(Stored items from a collection)

======

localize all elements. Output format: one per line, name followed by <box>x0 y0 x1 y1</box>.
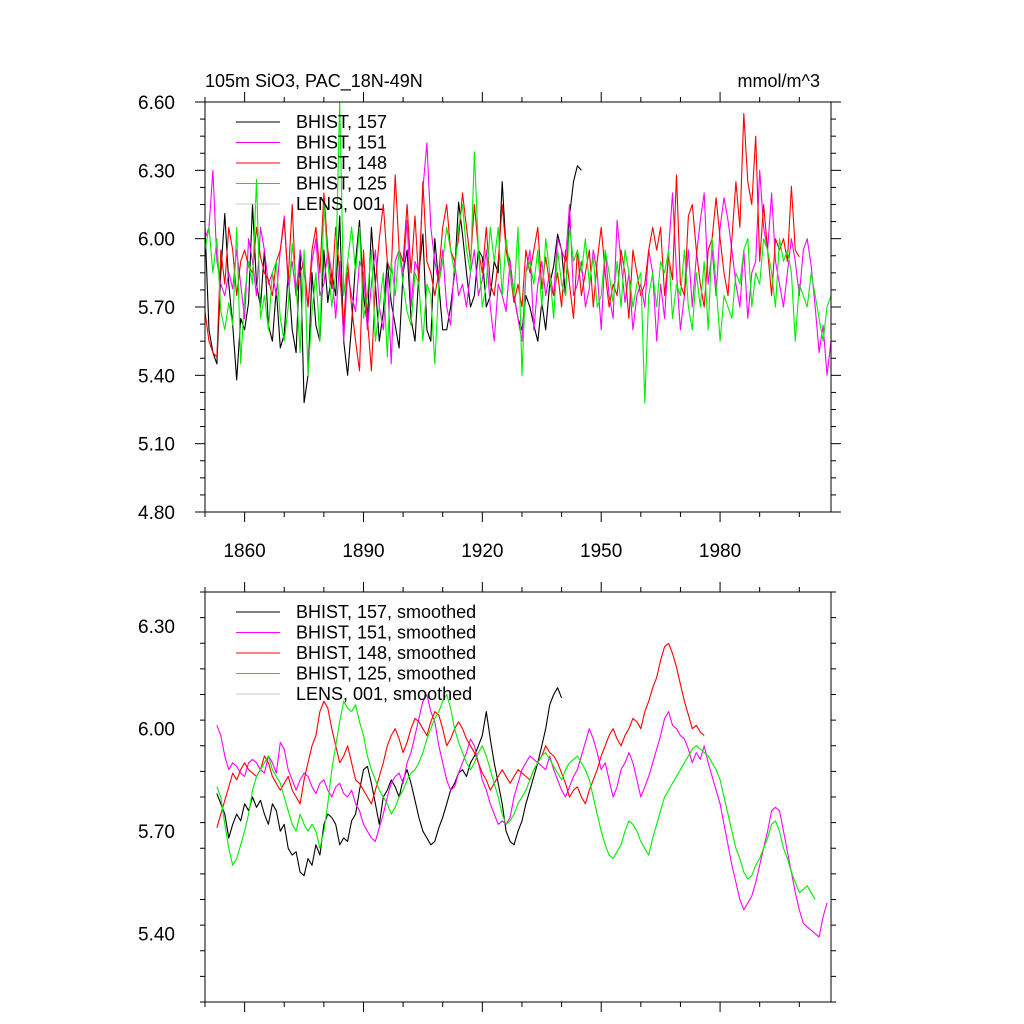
x-tick-label: 1950 <box>580 541 622 562</box>
legend-entry: BHIST, 125 <box>296 174 387 194</box>
legend-entry: BHIST, 151 <box>296 133 387 153</box>
series-line-2 <box>216 642 705 828</box>
legend-entry: BHIST, 125, smoothed <box>296 664 476 684</box>
x-tick-label: 1890 <box>342 541 384 562</box>
series-line-1 <box>216 693 828 938</box>
y-tick-label: 5.40 <box>138 366 175 387</box>
x-tick-label: 1980 <box>699 541 741 562</box>
series-line-2 <box>205 112 800 372</box>
chart-title: 105m SiO3, PAC_18N-49N <box>205 71 423 92</box>
y-tick-label: 6.00 <box>138 720 175 741</box>
top-panel: 105m SiO3, PAC_18N-49N mmol/m^3 1860 1890… <box>138 71 841 562</box>
legend-entry: LENS, 001 <box>296 194 383 214</box>
y-tick-label: 5.10 <box>138 435 175 456</box>
legend-entry: BHIST, 148 <box>296 153 387 173</box>
x-tick-label: 1860 <box>223 541 265 562</box>
series-line-3 <box>216 693 816 900</box>
y-tick-label: 6.30 <box>138 617 175 638</box>
series-line-0 <box>216 687 563 877</box>
series-line-1 <box>205 142 831 376</box>
legend-entry: BHIST, 157 <box>296 112 387 132</box>
series-line-3 <box>205 102 831 404</box>
legend-entry: BHIST, 151, smoothed <box>296 623 476 643</box>
y-tick-label: 6.00 <box>138 230 175 251</box>
y-tick-label: 5.70 <box>138 298 175 319</box>
legend-entry: LENS, 001, smoothed <box>296 684 472 704</box>
series-group <box>216 642 828 938</box>
y-tick-label: 4.80 <box>138 503 175 524</box>
y-tick-label: 5.70 <box>138 822 175 843</box>
units-label: mmol/m^3 <box>738 71 820 91</box>
y-tick-label: 6.60 <box>138 93 175 114</box>
legend-entry: BHIST, 157, smoothed <box>296 602 476 622</box>
y-tick-label: 6.30 <box>138 161 175 182</box>
y-tick-label: 5.40 <box>138 925 175 946</box>
series-group <box>205 102 831 404</box>
legend-entry: BHIST, 148, smoothed <box>296 643 476 663</box>
x-tick-label: 1920 <box>461 541 503 562</box>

======

> [PROMPT]: Substitute "detect" for "localize" throughout the material above and reproduce it with nothing else changed. Leave the pictures out of your answer.

> [SOLVED EXERCISE]:
detect all elements. Output format: one per line, name followed by <box>x0 y0 x1 y1</box>.
x-tick-label: 1950 <box>580 541 622 562</box>
legend-entry: BHIST, 125 <box>296 174 387 194</box>
legend-entry: BHIST, 151 <box>296 133 387 153</box>
series-line-2 <box>216 642 705 828</box>
legend-entry: BHIST, 125, smoothed <box>296 664 476 684</box>
x-tick-label: 1890 <box>342 541 384 562</box>
series-line-1 <box>216 693 828 938</box>
y-tick-label: 5.40 <box>138 366 175 387</box>
x-tick-label: 1980 <box>699 541 741 562</box>
series-line-2 <box>205 112 800 372</box>
chart-title: 105m SiO3, PAC_18N-49N <box>205 71 423 92</box>
y-tick-label: 6.00 <box>138 720 175 741</box>
top-panel: 105m SiO3, PAC_18N-49N mmol/m^3 1860 1890… <box>138 71 841 562</box>
legend-entry: LENS, 001 <box>296 194 383 214</box>
y-tick-label: 5.10 <box>138 435 175 456</box>
legend-entry: BHIST, 148 <box>296 153 387 173</box>
x-tick-label: 1860 <box>223 541 265 562</box>
series-line-3 <box>216 693 816 900</box>
y-tick-label: 6.30 <box>138 617 175 638</box>
series-line-0 <box>216 687 563 877</box>
series-line-1 <box>205 142 831 376</box>
legend-entry: BHIST, 157 <box>296 112 387 132</box>
series-line-3 <box>205 102 831 404</box>
legend-entry: BHIST, 151, smoothed <box>296 623 476 643</box>
y-tick-label: 6.00 <box>138 230 175 251</box>
y-tick-label: 5.70 <box>138 298 175 319</box>
legend-entry: LENS, 001, smoothed <box>296 684 472 704</box>
series-group <box>216 642 828 938</box>
y-tick-label: 4.80 <box>138 503 175 524</box>
y-tick-label: 5.70 <box>138 822 175 843</box>
units-label: mmol/m^3 <box>738 71 820 91</box>
y-tick-label: 6.60 <box>138 93 175 114</box>
legend-entry: BHIST, 157, smoothed <box>296 602 476 622</box>
y-tick-label: 6.30 <box>138 161 175 182</box>
y-tick-label: 5.40 <box>138 925 175 946</box>
series-group <box>205 102 831 404</box>
legend-entry: BHIST, 148, smoothed <box>296 643 476 663</box>
x-tick-label: 1920 <box>461 541 503 562</box>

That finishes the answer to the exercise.